→ **EXERCISE DATA**:
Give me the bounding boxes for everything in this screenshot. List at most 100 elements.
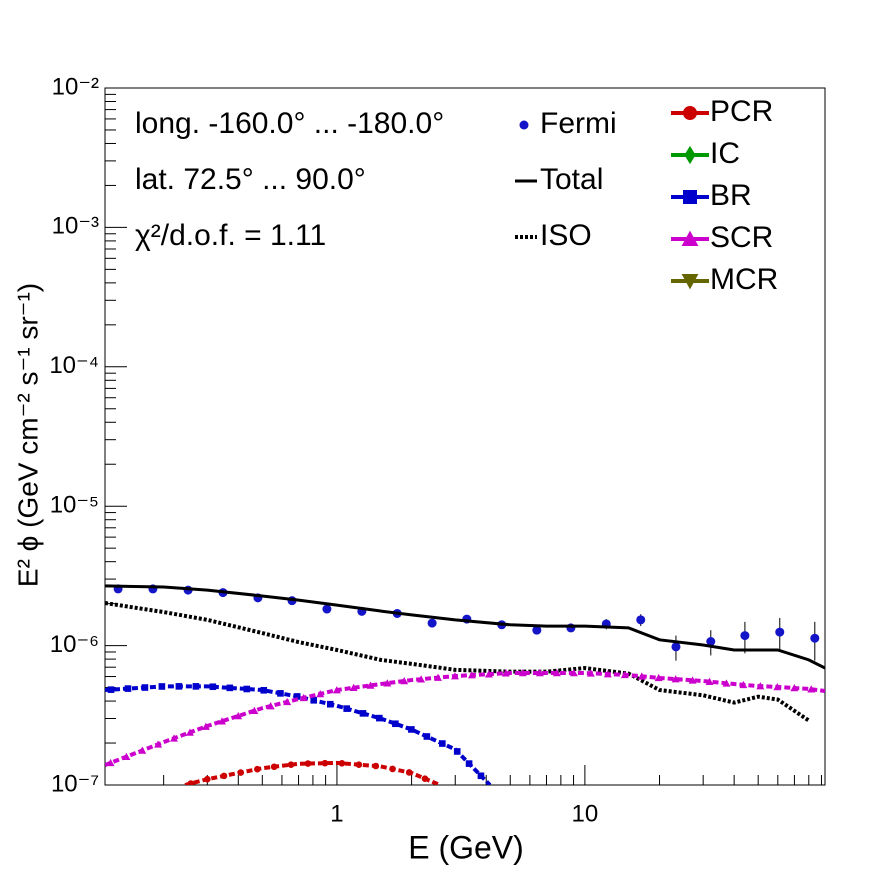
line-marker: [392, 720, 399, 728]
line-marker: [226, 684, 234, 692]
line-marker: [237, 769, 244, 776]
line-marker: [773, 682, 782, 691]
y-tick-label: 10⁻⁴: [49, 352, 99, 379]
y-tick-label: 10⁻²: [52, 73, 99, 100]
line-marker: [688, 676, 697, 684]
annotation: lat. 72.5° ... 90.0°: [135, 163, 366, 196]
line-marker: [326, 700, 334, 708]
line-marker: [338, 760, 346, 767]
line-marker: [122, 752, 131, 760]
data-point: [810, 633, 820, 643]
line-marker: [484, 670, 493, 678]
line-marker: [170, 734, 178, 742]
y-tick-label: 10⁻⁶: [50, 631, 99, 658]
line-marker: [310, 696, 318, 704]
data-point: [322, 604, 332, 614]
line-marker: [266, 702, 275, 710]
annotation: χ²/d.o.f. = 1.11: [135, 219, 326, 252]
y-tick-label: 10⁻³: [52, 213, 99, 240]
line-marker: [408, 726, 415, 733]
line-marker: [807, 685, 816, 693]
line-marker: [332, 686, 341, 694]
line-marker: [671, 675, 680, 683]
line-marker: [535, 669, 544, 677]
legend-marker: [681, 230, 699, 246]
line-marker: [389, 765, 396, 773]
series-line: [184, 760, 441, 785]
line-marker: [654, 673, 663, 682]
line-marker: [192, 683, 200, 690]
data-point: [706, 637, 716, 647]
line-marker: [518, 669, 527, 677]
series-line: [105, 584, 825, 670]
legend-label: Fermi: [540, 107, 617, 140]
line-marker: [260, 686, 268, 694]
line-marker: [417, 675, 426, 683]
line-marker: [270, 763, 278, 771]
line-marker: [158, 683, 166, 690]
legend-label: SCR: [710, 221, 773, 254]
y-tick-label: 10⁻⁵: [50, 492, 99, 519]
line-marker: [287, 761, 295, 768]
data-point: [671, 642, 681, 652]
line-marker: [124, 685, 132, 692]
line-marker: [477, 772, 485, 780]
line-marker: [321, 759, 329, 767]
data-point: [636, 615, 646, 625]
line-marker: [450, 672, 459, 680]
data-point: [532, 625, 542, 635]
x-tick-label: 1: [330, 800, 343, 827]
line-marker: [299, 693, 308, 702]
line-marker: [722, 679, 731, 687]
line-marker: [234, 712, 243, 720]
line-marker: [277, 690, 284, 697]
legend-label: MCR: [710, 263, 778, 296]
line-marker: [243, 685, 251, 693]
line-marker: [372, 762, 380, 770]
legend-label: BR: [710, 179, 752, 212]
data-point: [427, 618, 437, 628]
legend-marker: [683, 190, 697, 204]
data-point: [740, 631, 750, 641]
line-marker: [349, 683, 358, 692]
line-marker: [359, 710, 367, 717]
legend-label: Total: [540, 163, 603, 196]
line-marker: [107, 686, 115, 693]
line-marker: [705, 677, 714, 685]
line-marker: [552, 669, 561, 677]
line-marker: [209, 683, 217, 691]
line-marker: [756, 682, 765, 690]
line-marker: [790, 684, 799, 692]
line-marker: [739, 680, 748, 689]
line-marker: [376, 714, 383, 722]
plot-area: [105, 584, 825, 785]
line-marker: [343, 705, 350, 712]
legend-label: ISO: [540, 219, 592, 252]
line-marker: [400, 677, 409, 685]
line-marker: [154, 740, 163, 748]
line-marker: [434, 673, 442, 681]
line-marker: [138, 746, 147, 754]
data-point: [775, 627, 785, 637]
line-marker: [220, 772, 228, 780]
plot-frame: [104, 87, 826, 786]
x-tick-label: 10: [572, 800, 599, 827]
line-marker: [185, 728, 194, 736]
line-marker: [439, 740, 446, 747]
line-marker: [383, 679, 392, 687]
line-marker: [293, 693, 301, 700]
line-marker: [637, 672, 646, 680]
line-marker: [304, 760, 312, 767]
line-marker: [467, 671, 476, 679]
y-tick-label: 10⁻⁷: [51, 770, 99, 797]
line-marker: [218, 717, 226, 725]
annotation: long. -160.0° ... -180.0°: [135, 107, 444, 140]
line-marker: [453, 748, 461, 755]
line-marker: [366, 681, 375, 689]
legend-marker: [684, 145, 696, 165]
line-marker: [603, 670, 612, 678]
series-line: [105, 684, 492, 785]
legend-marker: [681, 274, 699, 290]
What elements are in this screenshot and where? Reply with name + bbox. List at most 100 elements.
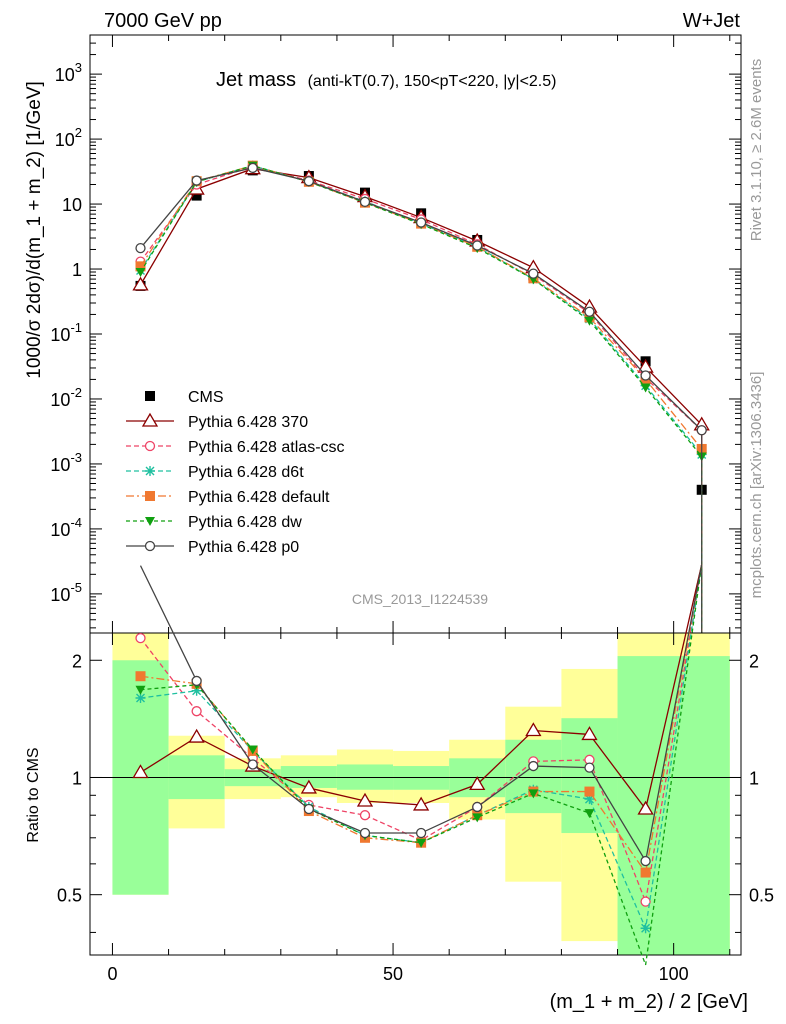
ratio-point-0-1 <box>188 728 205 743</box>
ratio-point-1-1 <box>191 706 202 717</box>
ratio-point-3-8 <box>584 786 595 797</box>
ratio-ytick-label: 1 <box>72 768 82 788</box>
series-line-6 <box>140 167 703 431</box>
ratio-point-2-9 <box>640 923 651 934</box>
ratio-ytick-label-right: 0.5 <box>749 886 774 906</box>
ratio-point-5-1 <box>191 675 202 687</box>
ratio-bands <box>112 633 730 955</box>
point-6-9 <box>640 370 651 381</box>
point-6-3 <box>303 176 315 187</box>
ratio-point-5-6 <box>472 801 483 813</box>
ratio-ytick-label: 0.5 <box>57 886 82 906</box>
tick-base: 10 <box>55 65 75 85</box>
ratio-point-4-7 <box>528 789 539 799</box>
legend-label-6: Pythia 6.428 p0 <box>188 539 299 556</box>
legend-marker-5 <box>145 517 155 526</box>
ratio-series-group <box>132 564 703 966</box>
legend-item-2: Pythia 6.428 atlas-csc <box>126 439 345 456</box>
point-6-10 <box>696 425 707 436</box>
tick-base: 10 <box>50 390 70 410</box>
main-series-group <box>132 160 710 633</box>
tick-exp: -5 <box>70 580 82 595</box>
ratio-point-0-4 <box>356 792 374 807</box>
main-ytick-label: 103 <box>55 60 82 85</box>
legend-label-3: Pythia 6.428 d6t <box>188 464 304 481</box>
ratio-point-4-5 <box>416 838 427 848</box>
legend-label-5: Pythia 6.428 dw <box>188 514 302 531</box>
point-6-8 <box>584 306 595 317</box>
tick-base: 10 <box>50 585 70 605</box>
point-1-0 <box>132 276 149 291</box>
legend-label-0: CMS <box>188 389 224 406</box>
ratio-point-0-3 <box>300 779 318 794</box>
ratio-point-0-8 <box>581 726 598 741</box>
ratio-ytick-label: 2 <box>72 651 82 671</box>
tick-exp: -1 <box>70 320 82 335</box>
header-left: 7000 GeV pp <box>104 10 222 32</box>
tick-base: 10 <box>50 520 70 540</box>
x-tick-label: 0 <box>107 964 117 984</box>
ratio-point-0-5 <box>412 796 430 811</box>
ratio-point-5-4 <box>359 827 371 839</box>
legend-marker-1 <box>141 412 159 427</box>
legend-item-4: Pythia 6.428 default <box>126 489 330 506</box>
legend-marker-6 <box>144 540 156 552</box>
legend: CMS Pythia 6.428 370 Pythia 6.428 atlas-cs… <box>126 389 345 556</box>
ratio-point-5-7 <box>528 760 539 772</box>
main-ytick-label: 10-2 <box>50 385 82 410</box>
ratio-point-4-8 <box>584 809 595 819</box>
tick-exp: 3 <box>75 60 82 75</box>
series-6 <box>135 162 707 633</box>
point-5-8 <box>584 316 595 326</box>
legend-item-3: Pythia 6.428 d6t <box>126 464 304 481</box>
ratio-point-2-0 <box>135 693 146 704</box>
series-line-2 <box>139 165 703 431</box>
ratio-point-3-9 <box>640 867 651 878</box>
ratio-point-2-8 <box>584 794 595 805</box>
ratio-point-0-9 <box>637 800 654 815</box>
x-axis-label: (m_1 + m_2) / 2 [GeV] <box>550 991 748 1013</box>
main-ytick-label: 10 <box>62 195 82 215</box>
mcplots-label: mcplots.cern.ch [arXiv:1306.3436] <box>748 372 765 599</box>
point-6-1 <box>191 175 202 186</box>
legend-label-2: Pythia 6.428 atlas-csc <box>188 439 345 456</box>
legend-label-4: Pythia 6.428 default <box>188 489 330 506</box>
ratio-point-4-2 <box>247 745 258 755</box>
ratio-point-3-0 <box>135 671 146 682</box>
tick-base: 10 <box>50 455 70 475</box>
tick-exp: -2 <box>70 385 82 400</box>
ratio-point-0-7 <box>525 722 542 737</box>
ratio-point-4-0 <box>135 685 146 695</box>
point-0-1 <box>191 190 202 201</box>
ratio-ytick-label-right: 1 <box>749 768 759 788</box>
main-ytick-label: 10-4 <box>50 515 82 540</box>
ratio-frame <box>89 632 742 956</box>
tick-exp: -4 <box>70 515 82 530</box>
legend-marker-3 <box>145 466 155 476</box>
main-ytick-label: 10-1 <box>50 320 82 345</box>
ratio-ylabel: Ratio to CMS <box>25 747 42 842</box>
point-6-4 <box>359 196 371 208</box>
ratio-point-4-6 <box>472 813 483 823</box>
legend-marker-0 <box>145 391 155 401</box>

→ **GOAL**: Retype the lines from the line with "ratio-point-0-1 <box>188 728 205 743</box>" to the line with "ratio-point-2-9 <box>640 923 651 934</box>", keeping every character unchanged.

→ **WRITTEN ANSWER**:
ratio-point-0-1 <box>188 728 205 743</box>
ratio-point-1-1 <box>191 706 202 717</box>
ratio-point-3-8 <box>584 786 595 797</box>
ratio-ytick-label: 1 <box>72 768 82 788</box>
series-line-6 <box>140 167 703 431</box>
ratio-point-2-9 <box>640 923 651 934</box>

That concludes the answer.